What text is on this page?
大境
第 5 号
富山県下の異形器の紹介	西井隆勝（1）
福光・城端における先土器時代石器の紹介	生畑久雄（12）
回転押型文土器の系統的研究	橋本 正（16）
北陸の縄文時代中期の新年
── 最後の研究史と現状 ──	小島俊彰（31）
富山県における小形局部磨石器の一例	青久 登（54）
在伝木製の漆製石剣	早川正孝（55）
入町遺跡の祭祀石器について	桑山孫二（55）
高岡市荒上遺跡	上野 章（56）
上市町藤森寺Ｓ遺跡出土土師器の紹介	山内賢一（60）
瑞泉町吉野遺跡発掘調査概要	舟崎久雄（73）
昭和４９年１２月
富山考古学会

= = = =

[What the exercise asks]
Please output the entries above, every line exactly as it reads.

[Solution]
What text is on this page?
大境
第 5 号
富山県下の異形器の紹介	西井隆勝（1）
福光・城端における先土器時代石器の紹介	生畑久雄（12）
回転押型文土器の系統的研究	橋本 正（16）
北陸の縄文時代中期の新年
── 最後の研究史と現状 ──	小島俊彰（31）
富山県における小形局部磨石器の一例	青久 登（54）
在伝木製の漆製石剣	早川正孝（55）
入町遺跡の祭祀石器について	桑山孫二（55）
高岡市荒上遺跡	上野 章（56）
上市町藤森寺Ｓ遺跡出土土師器の紹介	山内賢一（60）
瑞泉町吉野遺跡発掘調査概要	舟崎久雄（73）
昭和４９年１２月
富山考古学会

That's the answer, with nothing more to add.